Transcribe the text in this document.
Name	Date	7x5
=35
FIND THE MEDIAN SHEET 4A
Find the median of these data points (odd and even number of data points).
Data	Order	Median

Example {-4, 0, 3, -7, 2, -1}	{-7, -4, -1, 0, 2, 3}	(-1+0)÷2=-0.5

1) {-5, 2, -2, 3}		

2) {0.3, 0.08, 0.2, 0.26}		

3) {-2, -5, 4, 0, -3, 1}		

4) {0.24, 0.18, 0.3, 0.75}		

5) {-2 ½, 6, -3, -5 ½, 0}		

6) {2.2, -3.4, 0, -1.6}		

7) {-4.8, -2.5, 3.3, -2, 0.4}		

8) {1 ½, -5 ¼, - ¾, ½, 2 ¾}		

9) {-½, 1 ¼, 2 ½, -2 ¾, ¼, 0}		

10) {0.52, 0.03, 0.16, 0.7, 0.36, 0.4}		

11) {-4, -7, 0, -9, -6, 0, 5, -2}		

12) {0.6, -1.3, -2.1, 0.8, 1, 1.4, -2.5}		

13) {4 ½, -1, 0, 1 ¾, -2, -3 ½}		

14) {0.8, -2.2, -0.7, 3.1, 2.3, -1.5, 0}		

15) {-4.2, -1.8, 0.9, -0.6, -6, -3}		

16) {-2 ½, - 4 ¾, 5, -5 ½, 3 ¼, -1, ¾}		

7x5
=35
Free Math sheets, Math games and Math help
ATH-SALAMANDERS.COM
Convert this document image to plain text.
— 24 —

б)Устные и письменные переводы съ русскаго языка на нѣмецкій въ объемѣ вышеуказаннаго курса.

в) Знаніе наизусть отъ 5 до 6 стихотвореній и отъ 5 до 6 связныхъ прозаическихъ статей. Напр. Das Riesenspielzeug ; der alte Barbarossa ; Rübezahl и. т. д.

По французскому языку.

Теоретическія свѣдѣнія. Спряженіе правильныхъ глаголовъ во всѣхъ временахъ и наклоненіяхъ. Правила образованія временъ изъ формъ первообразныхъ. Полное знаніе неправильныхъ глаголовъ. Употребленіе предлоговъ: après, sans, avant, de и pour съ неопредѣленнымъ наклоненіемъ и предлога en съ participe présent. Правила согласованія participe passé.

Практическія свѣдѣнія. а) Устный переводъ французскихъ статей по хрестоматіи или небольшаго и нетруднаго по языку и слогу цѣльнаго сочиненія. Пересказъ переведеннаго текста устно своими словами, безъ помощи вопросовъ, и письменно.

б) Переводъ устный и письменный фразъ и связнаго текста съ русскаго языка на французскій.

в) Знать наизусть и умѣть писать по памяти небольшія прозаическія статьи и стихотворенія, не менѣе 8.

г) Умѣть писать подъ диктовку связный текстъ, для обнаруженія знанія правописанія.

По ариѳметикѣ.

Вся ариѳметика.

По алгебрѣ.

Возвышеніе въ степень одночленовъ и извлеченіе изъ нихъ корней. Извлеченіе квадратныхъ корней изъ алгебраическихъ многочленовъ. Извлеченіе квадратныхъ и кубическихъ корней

++++++

• EXERCISE DETAILS:
Quote exactly the line containing "Convert this document image to plain text." and every later line through the end of the listing, and no other lines.

• TASK RESPONSE:
Convert this document image to plain text.
— 24 —

б)Устные и письменные переводы съ русскаго языка на нѣмецкій въ объемѣ вышеуказаннаго курса.

в) Знаніе наизусть отъ 5 до 6 стихотвореній и отъ 5 до 6 связныхъ прозаическихъ статей. Напр. Das Riesenspielzeug ; der alte Barbarossa ; Rübezahl и. т. д.

По французскому языку.

Теоретическія свѣдѣнія. Спряженіе правильныхъ глаголовъ во всѣхъ временахъ и наклоненіяхъ. Правила образованія временъ изъ формъ первообразныхъ. Полное знаніе неправильныхъ глаголовъ. Употребленіе предлоговъ: après, sans, avant, de и pour съ неопредѣленнымъ наклоненіемъ и предлога en съ participe présent. Правила согласованія participe passé.

Практическія свѣдѣнія. а) Устный переводъ французскихъ статей по хрестоматіи или небольшаго и нетруднаго по языку и слогу цѣльнаго сочиненія. Пересказъ переведеннаго текста устно своими словами, безъ помощи вопросовъ, и письменно.

б) Переводъ устный и письменный фразъ и связнаго текста съ русскаго языка на французскій.

в) Знать наизусть и умѣть писать по памяти небольшія прозаическія статьи и стихотворенія, не менѣе 8.

г) Умѣть писать подъ диктовку связный текстъ, для обнаруженія знанія правописанія.

По ариѳметикѣ.

Вся ариѳметика.

По алгебрѣ.

Возвышеніе въ степень одночленовъ и извлеченіе изъ нихъ корней. Извлеченіе квадратныхъ корней изъ алгебраическихъ многочленовъ. Извлеченіе квадратныхъ и кубическихъ корней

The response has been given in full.